- TASK STATEMENT -
The records below must be transcribed exactly. Do not include the pictures.

Figure record listings

---

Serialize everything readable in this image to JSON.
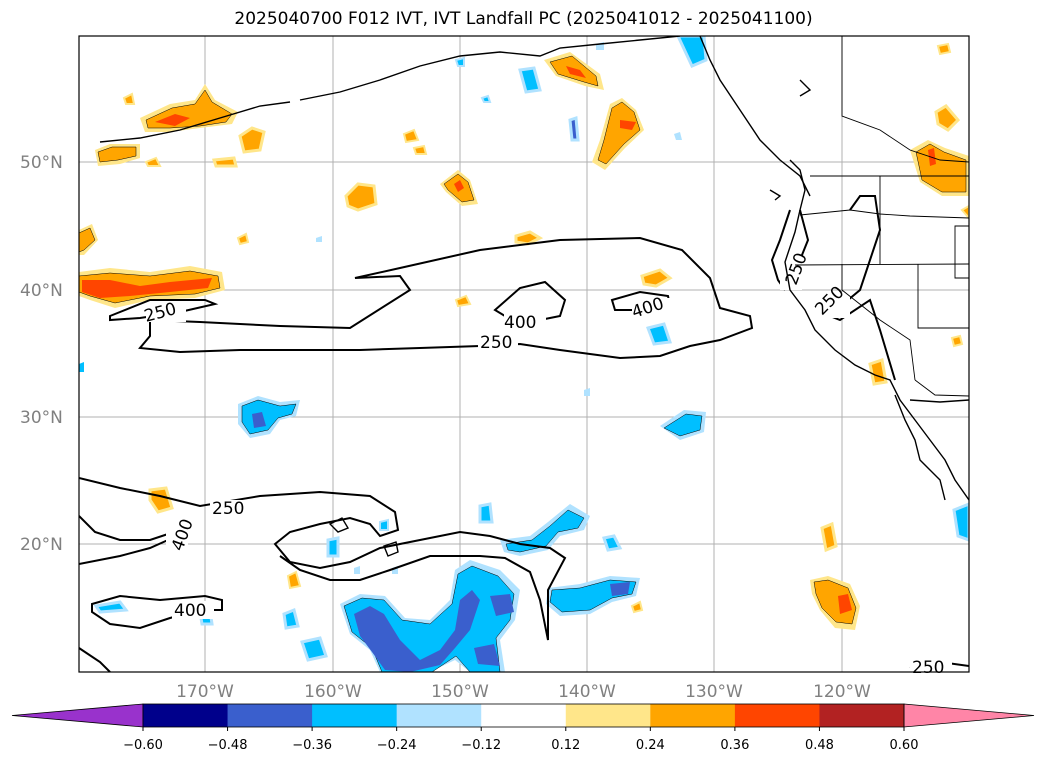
{
  "title": "2025040700 F012 IVT, IVT Landfall PC (2025041012 - 2025041100)",
  "map": {
    "lat_ticks": [
      "20°N",
      "30°N",
      "40°N",
      "50°N"
    ],
    "lon_ticks": [
      "170°W",
      "160°W",
      "150°W",
      "140°W",
      "130°W",
      "120°W"
    ],
    "contour_labels": [
      "250",
      "250",
      "250",
      "250",
      "400",
      "400",
      "250",
      "400",
      "400",
      "250"
    ],
    "coast_color": "#000000",
    "grid_color": "#b0b0b0"
  },
  "colorbar": {
    "ticks": [
      "−0.60",
      "−0.48",
      "−0.36",
      "−0.24",
      "−0.12",
      "0.12",
      "0.24",
      "0.36",
      "0.48",
      "0.60"
    ],
    "colors": [
      "#9932cc",
      "#00008b",
      "#3a5fcd",
      "#00bfff",
      "#b0e2ff",
      "#ffffff",
      "#ffe68a",
      "#ffa500",
      "#ff4500",
      "#b22222",
      "#ff85a7"
    ],
    "extend": "both"
  }
}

---

- OUTPUT BELOW -
Serialize everything readable in this image to JSON.
{
  "title": "2025040700 F012 IVT, IVT Landfall PC (2025041012 - 2025041100)",
  "map": {
    "lat_ticks": [
      "20°N",
      "30°N",
      "40°N",
      "50°N"
    ],
    "lon_ticks": [
      "170°W",
      "160°W",
      "150°W",
      "140°W",
      "130°W",
      "120°W"
    ],
    "contour_labels": [
      "250",
      "250",
      "250",
      "250",
      "400",
      "400",
      "250",
      "400",
      "400",
      "250"
    ],
    "coast_color": "#000000",
    "grid_color": "#b0b0b0"
  },
  "colorbar": {
    "ticks": [
      "−0.60",
      "−0.48",
      "−0.36",
      "−0.24",
      "−0.12",
      "0.12",
      "0.24",
      "0.36",
      "0.48",
      "0.60"
    ],
    "colors": [
      "#9932cc",
      "#00008b",
      "#3a5fcd",
      "#00bfff",
      "#b0e2ff",
      "#ffffff",
      "#ffe68a",
      "#ffa500",
      "#ff4500",
      "#b22222",
      "#ff85a7"
    ],
    "extend": "both"
  }
}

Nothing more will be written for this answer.